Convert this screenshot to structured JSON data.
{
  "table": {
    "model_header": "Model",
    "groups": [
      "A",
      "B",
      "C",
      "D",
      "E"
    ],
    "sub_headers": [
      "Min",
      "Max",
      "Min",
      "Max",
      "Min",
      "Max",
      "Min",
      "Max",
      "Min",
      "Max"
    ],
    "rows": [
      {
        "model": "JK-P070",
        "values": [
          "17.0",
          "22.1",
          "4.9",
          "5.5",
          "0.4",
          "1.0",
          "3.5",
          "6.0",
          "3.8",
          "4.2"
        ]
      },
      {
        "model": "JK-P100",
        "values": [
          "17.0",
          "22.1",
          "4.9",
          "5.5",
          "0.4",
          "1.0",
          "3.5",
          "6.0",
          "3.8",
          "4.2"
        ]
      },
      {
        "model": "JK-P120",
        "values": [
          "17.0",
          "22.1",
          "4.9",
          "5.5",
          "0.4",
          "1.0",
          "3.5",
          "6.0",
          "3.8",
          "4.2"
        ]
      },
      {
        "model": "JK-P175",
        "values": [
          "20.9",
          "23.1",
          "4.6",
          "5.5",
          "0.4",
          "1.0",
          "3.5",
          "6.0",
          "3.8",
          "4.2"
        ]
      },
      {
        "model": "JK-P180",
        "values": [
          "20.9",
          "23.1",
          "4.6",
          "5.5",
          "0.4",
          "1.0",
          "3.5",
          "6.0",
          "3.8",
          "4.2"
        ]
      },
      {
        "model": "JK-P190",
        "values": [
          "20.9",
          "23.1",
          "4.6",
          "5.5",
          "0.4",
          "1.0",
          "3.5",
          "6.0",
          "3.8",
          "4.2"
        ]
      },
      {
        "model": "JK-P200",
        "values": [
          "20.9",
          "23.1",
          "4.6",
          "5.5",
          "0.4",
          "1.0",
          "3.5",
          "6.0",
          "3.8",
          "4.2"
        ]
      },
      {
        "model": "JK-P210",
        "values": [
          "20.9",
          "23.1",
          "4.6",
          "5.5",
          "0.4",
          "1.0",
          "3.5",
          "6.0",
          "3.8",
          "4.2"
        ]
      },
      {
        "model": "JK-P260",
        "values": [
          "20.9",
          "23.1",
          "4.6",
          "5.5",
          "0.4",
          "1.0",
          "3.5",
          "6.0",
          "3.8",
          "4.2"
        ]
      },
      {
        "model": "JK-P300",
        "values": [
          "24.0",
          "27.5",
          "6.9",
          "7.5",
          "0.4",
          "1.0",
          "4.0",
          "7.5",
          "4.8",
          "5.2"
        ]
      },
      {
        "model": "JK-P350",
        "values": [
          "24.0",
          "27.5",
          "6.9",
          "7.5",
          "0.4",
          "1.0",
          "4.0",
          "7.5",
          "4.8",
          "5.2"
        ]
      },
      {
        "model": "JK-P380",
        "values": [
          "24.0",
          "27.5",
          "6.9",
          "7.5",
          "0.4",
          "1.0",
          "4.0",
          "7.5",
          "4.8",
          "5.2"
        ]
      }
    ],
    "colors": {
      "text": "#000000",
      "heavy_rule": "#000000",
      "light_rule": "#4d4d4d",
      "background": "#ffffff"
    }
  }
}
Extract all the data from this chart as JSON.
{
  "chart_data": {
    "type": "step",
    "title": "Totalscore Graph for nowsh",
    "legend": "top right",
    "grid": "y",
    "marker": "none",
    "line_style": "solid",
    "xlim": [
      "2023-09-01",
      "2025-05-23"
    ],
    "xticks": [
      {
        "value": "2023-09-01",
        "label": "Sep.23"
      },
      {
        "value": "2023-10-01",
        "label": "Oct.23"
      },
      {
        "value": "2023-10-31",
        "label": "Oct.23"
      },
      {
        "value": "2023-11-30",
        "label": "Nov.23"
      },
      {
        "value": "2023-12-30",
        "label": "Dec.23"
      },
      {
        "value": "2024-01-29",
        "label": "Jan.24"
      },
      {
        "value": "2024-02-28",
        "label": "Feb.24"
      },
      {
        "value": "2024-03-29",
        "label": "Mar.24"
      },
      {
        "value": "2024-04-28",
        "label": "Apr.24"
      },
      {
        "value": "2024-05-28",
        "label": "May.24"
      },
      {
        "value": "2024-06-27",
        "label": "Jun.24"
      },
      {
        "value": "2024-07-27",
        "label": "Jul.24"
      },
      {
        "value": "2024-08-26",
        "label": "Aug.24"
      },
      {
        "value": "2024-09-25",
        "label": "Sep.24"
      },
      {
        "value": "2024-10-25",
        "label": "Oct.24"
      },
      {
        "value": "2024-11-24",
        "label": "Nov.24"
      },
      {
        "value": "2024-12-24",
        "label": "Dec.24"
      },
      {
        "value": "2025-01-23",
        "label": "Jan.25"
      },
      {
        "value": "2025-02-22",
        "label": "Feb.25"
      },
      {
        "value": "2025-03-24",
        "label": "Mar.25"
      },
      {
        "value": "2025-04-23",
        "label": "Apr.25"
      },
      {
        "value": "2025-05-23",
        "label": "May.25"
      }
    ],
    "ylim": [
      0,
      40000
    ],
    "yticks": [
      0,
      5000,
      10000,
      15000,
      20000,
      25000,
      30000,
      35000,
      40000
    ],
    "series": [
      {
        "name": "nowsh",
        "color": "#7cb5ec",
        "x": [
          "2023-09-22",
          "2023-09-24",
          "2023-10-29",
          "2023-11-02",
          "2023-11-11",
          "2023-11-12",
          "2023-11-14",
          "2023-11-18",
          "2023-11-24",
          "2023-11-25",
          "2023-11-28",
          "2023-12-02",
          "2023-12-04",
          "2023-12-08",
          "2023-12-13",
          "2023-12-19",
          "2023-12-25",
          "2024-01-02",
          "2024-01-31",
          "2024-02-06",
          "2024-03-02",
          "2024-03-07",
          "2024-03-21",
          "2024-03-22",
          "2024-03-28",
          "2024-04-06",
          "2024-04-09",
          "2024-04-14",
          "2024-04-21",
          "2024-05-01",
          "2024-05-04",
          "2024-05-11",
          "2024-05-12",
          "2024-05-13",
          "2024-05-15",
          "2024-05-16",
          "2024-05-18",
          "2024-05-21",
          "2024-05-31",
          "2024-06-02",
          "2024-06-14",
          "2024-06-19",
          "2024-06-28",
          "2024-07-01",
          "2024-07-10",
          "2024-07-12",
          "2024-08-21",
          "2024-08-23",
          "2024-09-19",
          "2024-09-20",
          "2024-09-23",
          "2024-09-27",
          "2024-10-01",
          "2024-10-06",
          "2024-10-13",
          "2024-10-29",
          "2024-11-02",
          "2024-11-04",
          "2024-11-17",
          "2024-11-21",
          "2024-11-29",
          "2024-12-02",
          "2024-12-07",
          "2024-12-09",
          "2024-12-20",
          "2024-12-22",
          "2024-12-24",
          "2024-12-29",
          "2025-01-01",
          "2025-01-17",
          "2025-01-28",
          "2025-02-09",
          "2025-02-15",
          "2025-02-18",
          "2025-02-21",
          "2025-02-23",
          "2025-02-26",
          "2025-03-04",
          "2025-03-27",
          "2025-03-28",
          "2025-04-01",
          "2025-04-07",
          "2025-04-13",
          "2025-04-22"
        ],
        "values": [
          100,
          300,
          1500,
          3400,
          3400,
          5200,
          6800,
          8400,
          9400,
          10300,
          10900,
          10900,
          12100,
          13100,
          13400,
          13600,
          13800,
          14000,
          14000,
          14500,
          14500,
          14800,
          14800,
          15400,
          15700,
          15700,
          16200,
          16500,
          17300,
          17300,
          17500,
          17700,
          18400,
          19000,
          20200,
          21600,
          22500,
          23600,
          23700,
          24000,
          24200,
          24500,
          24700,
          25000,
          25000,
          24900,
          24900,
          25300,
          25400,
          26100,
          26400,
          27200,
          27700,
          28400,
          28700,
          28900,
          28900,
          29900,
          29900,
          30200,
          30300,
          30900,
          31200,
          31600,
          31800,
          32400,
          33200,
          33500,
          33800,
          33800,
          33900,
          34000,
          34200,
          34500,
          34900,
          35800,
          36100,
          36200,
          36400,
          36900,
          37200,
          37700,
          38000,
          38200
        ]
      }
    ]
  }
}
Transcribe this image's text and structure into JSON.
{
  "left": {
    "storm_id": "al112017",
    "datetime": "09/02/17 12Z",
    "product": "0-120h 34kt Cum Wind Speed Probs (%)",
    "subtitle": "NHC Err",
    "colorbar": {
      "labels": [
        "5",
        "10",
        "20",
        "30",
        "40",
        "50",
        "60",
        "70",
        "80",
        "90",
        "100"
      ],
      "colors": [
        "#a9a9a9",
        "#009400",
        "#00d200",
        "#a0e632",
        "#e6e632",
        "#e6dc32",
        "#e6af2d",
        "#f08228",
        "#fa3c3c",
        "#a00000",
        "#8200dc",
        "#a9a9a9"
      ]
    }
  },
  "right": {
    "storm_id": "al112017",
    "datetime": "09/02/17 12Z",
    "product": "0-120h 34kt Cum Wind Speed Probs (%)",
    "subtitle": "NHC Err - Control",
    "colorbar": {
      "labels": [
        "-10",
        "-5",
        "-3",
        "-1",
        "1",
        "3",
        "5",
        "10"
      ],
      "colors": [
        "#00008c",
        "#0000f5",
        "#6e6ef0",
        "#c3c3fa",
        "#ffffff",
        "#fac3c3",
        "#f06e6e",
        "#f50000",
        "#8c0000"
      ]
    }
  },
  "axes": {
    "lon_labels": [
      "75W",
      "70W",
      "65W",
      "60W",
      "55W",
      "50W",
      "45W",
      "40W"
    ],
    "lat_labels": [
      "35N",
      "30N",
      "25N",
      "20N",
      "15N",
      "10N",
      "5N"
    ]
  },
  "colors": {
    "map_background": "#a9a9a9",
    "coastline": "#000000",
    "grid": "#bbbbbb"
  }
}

..........

* **Problem**: Can you quote exactly the lines from the one containing "Transcribe this image's" through the last line of the records above, and nothing else?

* **Complete answer**:
Transcribe this image's text and structure into JSON.
{
  "left": {
    "storm_id": "al112017",
    "datetime": "09/02/17 12Z",
    "product": "0-120h 34kt Cum Wind Speed Probs (%)",
    "subtitle": "NHC Err",
    "colorbar": {
      "labels": [
        "5",
        "10",
        "20",
        "30",
        "40",
        "50",
        "60",
        "70",
        "80",
        "90",
        "100"
      ],
      "colors": [
        "#a9a9a9",
        "#009400",
        "#00d200",
        "#a0e632",
        "#e6e632",
        "#e6dc32",
        "#e6af2d",
        "#f08228",
        "#fa3c3c",
        "#a00000",
        "#8200dc",
        "#a9a9a9"
      ]
    }
  },
  "right": {
    "storm_id": "al112017",
    "datetime": "09/02/17 12Z",
    "product": "0-120h 34kt Cum Wind Speed Probs (%)",
    "subtitle": "NHC Err - Control",
    "colorbar": {
      "labels": [
        "-10",
        "-5",
        "-3",
        "-1",
        "1",
        "3",
        "5",
        "10"
      ],
      "colors": [
        "#00008c",
        "#0000f5",
        "#6e6ef0",
        "#c3c3fa",
        "#ffffff",
        "#fac3c3",
        "#f06e6e",
        "#f50000",
        "#8c0000"
      ]
    }
  },
  "axes": {
    "lon_labels": [
      "75W",
      "70W",
      "65W",
      "60W",
      "55W",
      "50W",
      "45W",
      "40W"
    ],
    "lat_labels": [
      "35N",
      "30N",
      "25N",
      "20N",
      "15N",
      "10N",
      "5N"
    ]
  },
  "colors": {
    "map_background": "#a9a9a9",
    "coastline": "#000000",
    "grid": "#bbbbbb"
  }
}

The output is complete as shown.